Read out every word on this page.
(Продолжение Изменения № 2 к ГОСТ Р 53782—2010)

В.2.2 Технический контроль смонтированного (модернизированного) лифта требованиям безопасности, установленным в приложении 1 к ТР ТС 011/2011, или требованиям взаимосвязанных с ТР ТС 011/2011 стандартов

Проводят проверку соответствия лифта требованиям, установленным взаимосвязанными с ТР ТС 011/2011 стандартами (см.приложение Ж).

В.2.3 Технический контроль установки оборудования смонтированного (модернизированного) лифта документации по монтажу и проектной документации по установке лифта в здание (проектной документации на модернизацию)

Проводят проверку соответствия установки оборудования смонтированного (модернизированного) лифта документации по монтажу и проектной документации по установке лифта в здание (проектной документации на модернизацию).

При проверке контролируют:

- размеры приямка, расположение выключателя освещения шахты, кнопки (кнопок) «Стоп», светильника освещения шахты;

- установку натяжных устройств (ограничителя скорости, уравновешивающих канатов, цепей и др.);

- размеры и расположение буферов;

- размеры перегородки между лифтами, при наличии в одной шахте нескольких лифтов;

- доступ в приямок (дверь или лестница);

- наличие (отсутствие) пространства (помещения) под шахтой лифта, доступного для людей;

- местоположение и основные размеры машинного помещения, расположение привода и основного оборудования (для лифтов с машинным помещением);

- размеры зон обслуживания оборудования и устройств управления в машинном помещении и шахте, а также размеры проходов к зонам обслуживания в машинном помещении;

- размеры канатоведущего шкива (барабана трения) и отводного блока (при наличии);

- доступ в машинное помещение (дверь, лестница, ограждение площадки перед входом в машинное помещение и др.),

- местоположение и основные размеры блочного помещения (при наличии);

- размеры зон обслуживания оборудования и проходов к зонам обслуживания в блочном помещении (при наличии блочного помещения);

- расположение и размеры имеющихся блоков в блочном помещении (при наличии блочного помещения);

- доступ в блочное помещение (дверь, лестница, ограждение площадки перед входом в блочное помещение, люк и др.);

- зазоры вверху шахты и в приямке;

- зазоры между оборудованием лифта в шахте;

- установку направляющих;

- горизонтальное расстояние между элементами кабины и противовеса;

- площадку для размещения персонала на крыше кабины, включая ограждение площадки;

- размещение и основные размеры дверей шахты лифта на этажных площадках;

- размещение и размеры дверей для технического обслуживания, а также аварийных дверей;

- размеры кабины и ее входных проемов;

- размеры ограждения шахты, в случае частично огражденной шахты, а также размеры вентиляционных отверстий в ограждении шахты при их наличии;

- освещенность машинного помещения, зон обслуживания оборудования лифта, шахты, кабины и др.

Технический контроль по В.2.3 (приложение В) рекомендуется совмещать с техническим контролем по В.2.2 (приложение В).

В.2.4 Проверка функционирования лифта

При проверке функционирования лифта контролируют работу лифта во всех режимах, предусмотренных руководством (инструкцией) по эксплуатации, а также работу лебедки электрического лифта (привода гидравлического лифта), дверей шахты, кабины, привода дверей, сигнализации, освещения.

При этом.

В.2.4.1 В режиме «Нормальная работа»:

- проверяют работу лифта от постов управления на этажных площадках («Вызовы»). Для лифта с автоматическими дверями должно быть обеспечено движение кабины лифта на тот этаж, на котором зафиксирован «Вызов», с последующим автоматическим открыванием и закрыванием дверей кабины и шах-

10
**********
- [The problem] Your task is to repeat every entry exactly.

- [Complete output]
Read out every word on this page.
(Продолжение Изменения № 2 к ГОСТ Р 53782—2010)

В.2.2 Технический контроль смонтированного (модернизированного) лифта требованиям безопасности, установленным в приложении 1 к ТР ТС 011/2011, или требованиям взаимосвязанных с ТР ТС 011/2011 стандартов

Проводят проверку соответствия лифта требованиям, установленным взаимосвязанными с ТР ТС 011/2011 стандартами (см.приложение Ж).

В.2.3 Технический контроль установки оборудования смонтированного (модернизированного) лифта документации по монтажу и проектной документации по установке лифта в здание (проектной документации на модернизацию)

Проводят проверку соответствия установки оборудования смонтированного (модернизированного) лифта документации по монтажу и проектной документации по установке лифта в здание (проектной документации на модернизацию).

При проверке контролируют:

- размеры приямка, расположение выключателя освещения шахты, кнопки (кнопок) «Стоп», светильника освещения шахты;

- установку натяжных устройств (ограничителя скорости, уравновешивающих канатов, цепей и др.);

- размеры и расположение буферов;

- размеры перегородки между лифтами, при наличии в одной шахте нескольких лифтов;

- доступ в приямок (дверь или лестница);

- наличие (отсутствие) пространства (помещения) под шахтой лифта, доступного для людей;

- местоположение и основные размеры машинного помещения, расположение привода и основного оборудования (для лифтов с машинным помещением);

- размеры зон обслуживания оборудования и устройств управления в машинном помещении и шахте, а также размеры проходов к зонам обслуживания в машинном помещении;

- размеры канатоведущего шкива (барабана трения) и отводного блока (при наличии);

- доступ в машинное помещение (дверь, лестница, ограждение площадки перед входом в машинное помещение и др.),

- местоположение и основные размеры блочного помещения (при наличии);

- размеры зон обслуживания оборудования и проходов к зонам обслуживания в блочном помещении (при наличии блочного помещения);

- расположение и размеры имеющихся блоков в блочном помещении (при наличии блочного помещения);

- доступ в блочное помещение (дверь, лестница, ограждение площадки перед входом в блочное помещение, люк и др.);

- зазоры вверху шахты и в приямке;

- зазоры между оборудованием лифта в шахте;

- установку направляющих;

- горизонтальное расстояние между элементами кабины и противовеса;

- площадку для размещения персонала на крыше кабины, включая ограждение площадки;

- размещение и основные размеры дверей шахты лифта на этажных площадках;

- размещение и размеры дверей для технического обслуживания, а также аварийных дверей;

- размеры кабины и ее входных проемов;

- размеры ограждения шахты, в случае частично огражденной шахты, а также размеры вентиляционных отверстий в ограждении шахты при их наличии;

- освещенность машинного помещения, зон обслуживания оборудования лифта, шахты, кабины и др.

Технический контроль по В.2.3 (приложение В) рекомендуется совмещать с техническим контролем по В.2.2 (приложение В).

В.2.4 Проверка функционирования лифта

При проверке функционирования лифта контролируют работу лифта во всех режимах, предусмотренных руководством (инструкцией) по эксплуатации, а также работу лебедки электрического лифта (привода гидравлического лифта), дверей шахты, кабины, привода дверей, сигнализации, освещения.

При этом.

В.2.4.1 В режиме «Нормальная работа»:

- проверяют работу лифта от постов управления на этажных площадках («Вызовы»). Для лифта с автоматическими дверями должно быть обеспечено движение кабины лифта на тот этаж, на котором зафиксирован «Вызов», с последующим автоматическим открыванием и закрыванием дверей кабины и шах-

10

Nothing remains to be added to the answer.